>> Begin

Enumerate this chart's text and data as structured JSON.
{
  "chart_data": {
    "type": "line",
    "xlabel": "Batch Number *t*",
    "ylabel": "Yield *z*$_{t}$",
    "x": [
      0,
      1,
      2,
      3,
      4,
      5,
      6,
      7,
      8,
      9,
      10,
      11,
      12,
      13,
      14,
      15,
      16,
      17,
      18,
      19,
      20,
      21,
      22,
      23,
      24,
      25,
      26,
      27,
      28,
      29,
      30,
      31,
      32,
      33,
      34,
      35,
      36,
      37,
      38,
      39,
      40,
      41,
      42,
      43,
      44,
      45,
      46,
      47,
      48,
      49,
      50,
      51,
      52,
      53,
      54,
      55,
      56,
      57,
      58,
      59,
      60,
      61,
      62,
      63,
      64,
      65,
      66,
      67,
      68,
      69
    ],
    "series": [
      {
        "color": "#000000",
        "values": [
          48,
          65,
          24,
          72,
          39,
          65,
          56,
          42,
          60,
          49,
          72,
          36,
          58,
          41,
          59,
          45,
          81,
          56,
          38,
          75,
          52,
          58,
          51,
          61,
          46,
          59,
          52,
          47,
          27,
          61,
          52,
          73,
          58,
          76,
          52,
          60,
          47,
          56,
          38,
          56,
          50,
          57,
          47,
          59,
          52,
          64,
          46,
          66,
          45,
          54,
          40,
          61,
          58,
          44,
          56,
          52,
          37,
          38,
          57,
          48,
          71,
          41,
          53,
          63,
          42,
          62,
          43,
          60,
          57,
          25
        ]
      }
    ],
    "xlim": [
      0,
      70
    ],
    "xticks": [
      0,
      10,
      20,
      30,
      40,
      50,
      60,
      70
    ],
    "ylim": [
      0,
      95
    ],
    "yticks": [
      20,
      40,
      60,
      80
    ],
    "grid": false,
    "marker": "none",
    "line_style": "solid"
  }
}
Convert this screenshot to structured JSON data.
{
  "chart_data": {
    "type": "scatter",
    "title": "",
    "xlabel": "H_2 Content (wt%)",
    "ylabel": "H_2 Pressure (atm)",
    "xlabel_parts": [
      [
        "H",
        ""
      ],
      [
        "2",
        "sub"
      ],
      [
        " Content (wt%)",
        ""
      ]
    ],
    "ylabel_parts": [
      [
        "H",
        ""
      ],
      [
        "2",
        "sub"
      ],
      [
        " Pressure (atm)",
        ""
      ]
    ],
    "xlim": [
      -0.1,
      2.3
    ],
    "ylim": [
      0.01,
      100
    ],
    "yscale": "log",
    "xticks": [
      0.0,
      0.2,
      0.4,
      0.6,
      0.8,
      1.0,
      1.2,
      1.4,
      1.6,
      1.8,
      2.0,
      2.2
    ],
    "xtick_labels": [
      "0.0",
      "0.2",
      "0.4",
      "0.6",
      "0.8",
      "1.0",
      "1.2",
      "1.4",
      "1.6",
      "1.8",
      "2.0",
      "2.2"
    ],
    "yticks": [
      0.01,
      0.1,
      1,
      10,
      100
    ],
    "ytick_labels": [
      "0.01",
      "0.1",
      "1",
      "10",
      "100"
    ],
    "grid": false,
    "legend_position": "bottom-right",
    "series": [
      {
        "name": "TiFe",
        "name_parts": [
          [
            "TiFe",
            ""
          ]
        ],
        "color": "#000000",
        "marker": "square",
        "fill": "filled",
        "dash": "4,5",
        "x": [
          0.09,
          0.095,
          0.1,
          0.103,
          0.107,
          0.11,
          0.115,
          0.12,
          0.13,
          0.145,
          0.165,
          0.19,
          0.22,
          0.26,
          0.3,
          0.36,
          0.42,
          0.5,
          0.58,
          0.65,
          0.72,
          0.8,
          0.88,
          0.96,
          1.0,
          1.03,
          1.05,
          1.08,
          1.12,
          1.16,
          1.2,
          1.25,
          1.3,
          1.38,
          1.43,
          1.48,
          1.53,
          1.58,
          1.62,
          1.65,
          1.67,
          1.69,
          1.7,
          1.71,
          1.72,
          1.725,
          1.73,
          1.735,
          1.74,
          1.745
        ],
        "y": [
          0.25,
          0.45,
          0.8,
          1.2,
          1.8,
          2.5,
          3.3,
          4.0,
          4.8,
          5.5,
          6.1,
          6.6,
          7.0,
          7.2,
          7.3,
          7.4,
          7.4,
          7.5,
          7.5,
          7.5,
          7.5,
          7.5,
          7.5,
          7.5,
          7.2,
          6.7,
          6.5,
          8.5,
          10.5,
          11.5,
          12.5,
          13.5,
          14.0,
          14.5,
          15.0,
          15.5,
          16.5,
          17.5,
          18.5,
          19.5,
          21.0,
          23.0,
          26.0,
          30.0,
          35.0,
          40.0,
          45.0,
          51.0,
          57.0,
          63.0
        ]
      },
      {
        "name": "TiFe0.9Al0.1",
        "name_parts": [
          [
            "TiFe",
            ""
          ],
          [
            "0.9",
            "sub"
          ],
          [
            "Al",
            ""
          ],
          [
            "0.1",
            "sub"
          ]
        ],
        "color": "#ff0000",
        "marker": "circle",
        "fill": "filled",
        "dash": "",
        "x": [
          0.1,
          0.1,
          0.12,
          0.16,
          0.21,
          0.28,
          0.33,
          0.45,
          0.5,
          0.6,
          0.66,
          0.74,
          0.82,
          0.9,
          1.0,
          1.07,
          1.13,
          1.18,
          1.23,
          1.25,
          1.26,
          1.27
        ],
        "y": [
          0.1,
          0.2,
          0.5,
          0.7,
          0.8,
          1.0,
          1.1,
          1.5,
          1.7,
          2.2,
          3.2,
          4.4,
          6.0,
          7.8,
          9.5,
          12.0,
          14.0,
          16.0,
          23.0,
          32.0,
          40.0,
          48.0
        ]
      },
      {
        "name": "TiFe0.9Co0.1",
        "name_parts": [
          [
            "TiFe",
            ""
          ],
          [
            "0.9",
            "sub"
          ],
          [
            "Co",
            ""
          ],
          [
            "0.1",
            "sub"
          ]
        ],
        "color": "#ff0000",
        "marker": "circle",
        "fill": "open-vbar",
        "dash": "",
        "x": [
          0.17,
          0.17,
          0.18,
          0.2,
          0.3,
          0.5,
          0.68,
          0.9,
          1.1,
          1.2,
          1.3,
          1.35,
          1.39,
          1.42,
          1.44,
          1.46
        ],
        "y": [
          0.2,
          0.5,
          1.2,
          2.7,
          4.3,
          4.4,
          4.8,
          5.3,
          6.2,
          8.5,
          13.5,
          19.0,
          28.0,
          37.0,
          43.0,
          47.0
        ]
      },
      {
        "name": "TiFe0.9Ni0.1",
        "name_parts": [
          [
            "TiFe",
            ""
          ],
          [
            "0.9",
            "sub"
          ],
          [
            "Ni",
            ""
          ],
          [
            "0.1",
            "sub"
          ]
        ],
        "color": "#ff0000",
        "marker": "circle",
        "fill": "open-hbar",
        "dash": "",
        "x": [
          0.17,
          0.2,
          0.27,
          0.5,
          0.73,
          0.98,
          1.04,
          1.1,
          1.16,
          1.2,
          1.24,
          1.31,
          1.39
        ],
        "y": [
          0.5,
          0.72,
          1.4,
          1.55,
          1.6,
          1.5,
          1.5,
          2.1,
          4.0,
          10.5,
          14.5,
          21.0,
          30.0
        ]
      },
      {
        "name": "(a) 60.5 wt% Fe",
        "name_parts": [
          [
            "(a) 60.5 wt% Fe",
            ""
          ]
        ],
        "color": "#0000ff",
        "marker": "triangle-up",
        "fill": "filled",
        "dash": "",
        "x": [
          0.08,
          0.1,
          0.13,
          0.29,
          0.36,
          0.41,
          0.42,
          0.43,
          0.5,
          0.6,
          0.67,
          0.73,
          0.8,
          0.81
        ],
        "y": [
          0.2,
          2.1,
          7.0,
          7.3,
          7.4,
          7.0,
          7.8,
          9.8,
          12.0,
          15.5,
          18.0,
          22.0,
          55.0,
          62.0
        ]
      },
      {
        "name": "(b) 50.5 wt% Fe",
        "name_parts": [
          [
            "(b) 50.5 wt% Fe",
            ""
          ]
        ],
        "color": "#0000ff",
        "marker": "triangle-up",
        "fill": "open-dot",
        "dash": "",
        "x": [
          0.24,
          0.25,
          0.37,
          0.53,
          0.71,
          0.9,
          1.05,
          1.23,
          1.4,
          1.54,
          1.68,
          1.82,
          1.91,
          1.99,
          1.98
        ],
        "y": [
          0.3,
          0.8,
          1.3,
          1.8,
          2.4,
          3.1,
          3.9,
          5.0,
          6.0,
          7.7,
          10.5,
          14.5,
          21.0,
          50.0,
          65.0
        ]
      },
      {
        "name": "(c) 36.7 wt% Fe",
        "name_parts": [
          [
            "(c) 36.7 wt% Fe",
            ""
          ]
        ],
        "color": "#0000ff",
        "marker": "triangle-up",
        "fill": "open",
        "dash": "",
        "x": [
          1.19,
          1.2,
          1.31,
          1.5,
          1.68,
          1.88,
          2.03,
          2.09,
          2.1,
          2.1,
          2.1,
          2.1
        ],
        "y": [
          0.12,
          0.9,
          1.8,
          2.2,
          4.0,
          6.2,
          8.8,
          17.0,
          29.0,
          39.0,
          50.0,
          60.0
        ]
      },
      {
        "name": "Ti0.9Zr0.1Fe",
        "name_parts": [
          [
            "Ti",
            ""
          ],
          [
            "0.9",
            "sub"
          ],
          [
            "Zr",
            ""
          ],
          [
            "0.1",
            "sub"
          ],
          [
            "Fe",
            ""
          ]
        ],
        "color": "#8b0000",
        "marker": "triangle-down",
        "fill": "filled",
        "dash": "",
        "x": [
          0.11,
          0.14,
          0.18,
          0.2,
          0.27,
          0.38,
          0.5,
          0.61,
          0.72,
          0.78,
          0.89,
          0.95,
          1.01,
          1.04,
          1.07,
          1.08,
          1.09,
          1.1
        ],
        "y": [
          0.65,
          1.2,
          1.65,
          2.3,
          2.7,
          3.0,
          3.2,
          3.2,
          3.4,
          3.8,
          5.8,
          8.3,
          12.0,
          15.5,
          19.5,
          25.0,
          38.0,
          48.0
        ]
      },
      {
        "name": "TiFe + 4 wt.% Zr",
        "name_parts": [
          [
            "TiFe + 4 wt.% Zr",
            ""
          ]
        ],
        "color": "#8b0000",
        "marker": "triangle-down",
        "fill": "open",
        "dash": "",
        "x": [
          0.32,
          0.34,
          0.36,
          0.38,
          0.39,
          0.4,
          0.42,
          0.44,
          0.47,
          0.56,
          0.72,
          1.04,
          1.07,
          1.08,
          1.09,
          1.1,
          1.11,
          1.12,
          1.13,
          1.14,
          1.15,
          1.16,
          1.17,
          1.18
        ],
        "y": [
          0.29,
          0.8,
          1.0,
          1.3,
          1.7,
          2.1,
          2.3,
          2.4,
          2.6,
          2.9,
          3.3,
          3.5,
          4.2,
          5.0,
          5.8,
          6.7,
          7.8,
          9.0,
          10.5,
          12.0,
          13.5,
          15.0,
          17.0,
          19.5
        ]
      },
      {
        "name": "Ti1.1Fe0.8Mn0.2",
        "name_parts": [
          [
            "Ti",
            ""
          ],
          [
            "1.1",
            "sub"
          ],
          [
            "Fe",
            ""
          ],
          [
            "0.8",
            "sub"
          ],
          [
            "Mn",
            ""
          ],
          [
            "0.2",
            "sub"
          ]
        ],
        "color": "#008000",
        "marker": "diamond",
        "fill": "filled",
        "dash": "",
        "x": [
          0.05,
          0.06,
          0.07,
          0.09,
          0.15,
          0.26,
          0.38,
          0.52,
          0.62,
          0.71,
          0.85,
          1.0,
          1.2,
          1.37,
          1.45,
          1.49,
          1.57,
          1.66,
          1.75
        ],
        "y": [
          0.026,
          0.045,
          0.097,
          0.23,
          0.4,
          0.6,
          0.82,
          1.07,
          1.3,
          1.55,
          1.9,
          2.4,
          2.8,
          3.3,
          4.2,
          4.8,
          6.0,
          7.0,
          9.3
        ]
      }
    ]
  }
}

>> End

Your objective » Across the entries above, how many lines contain "open"? Provide only the count.

Final result » 5